— DATA PROVIDED —
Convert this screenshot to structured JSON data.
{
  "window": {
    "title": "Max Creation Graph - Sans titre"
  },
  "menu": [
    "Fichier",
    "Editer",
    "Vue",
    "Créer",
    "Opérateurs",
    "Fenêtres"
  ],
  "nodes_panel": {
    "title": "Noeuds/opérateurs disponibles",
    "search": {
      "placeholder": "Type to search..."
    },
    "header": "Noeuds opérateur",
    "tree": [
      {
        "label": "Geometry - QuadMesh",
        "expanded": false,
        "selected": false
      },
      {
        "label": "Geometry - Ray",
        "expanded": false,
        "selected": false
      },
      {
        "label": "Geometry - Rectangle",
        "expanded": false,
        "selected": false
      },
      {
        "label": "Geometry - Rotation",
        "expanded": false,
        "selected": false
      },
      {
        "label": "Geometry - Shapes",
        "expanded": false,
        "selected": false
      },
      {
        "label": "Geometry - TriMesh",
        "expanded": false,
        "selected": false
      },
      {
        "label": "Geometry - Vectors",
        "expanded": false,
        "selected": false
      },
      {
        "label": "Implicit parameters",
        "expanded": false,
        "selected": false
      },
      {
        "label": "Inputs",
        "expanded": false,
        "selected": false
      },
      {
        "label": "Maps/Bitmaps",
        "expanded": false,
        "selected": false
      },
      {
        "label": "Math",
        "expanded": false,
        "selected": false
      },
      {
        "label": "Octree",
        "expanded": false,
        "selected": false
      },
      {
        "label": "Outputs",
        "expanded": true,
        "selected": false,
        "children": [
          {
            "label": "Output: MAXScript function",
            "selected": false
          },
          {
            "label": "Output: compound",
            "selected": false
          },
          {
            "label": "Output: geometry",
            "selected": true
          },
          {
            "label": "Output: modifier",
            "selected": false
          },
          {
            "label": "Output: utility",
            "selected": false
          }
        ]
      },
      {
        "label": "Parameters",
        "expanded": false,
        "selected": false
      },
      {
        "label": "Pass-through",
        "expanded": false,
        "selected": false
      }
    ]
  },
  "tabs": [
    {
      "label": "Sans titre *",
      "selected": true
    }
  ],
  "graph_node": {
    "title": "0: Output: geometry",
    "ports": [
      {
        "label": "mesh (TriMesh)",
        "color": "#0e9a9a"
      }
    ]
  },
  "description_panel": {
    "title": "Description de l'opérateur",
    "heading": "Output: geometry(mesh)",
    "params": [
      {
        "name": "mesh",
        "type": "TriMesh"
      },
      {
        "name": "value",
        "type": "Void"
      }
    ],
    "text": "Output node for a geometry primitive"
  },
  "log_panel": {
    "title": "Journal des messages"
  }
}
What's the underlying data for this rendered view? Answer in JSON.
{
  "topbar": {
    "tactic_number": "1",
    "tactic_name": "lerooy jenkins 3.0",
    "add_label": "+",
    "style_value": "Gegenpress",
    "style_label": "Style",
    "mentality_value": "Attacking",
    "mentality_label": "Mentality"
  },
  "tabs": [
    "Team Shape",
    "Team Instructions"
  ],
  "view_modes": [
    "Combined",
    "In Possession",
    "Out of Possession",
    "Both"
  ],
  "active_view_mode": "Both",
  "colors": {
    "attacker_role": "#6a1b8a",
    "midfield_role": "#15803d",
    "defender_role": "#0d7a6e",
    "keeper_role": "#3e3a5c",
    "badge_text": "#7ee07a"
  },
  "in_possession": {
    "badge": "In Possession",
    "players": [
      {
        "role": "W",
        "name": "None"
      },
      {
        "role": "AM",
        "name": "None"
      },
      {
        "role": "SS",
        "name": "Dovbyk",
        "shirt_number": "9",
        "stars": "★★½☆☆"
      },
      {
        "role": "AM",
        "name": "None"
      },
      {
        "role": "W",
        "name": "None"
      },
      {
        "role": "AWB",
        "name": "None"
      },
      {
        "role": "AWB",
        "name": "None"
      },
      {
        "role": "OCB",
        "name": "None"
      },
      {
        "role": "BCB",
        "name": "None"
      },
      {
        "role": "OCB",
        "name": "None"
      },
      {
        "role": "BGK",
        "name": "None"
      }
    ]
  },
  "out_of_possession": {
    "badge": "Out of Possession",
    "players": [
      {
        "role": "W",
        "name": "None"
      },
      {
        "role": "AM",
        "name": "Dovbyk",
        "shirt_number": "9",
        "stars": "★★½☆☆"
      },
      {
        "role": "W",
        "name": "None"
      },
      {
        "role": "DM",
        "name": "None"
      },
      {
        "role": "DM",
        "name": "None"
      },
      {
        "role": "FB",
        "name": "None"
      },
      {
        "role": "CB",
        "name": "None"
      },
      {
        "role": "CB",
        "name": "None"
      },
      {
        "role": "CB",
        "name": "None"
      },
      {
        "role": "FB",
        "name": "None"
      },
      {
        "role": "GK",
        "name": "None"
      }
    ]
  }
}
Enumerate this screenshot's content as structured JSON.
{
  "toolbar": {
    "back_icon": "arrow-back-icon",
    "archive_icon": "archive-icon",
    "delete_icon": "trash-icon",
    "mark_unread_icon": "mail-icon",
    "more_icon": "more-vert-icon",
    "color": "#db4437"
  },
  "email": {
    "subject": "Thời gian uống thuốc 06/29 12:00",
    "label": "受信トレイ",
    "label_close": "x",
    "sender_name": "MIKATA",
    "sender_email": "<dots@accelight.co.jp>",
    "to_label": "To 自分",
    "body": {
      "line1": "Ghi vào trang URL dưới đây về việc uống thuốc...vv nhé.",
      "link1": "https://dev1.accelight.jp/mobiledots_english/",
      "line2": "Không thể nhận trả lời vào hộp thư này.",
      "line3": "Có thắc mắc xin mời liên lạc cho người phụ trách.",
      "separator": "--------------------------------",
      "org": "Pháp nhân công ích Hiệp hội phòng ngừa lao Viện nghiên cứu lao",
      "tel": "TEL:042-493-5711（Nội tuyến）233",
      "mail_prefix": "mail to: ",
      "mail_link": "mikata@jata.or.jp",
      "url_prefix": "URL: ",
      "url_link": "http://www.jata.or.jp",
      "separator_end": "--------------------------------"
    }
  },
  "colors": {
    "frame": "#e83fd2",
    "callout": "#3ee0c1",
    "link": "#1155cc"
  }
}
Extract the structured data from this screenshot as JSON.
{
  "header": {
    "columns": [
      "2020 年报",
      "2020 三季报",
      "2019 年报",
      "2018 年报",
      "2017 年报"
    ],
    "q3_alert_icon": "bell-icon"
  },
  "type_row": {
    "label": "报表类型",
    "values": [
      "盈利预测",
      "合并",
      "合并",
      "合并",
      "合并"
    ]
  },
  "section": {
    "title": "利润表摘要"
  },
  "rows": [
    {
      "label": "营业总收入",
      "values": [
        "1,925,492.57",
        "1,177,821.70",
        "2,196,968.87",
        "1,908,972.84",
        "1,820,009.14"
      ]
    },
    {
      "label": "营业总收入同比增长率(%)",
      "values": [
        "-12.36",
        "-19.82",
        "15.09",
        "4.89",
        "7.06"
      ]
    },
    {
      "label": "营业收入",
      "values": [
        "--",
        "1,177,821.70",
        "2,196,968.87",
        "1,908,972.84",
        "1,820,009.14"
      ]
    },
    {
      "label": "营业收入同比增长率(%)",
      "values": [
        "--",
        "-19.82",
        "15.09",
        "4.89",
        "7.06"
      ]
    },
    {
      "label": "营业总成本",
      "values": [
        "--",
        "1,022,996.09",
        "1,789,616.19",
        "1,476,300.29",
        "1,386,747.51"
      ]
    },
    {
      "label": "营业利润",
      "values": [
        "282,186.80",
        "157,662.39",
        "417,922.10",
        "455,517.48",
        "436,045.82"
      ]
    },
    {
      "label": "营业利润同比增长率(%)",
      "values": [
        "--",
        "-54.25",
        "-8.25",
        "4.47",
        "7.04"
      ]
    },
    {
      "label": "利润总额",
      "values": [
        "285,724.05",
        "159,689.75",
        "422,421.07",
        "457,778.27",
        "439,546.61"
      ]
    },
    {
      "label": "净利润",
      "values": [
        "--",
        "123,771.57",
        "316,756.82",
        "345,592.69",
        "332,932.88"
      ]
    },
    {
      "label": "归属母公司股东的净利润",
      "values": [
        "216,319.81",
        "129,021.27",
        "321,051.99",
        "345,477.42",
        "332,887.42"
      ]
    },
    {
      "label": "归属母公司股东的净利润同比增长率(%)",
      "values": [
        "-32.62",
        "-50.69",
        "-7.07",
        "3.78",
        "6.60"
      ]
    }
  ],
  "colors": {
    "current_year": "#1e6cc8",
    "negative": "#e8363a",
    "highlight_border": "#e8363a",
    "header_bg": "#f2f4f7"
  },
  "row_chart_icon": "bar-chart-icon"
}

— WHAT YOU NEED TO DO —
From the listing above, return each line with the word "JSON".

— RESPONSE TO THIS TASK —
Convert this screenshot to structured JSON data.
What's the underlying data for this rendered view? Answer in JSON.
Enumerate this screenshot's content as structured JSON.
Extract the structured data from this screenshot as JSON.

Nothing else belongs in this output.